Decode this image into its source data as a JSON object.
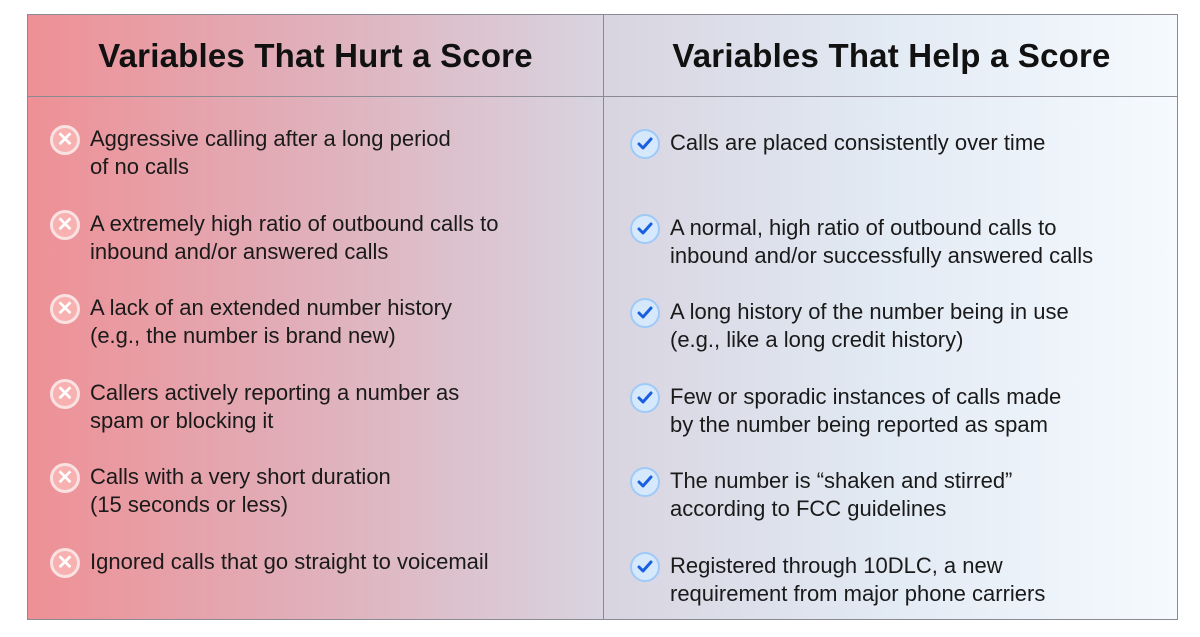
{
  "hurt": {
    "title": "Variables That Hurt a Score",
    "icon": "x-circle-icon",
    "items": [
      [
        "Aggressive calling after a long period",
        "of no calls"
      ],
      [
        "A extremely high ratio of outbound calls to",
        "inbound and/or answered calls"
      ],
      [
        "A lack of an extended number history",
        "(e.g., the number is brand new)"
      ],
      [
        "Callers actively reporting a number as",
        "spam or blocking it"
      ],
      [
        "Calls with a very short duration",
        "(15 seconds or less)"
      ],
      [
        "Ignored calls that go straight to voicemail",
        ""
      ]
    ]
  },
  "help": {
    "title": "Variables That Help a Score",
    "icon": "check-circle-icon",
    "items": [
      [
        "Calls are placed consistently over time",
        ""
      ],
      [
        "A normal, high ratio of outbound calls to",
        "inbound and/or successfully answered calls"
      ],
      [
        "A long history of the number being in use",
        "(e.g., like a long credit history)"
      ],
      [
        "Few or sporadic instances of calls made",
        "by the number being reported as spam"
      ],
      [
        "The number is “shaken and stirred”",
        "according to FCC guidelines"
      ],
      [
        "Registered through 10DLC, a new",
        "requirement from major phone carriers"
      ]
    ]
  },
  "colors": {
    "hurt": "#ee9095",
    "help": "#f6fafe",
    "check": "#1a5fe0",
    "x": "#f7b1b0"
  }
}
# # # # #
From the entries above, return each line with the word "inbound" in it.

        "inbound and/or answered calls"
        "inbound and/or successfully answered calls"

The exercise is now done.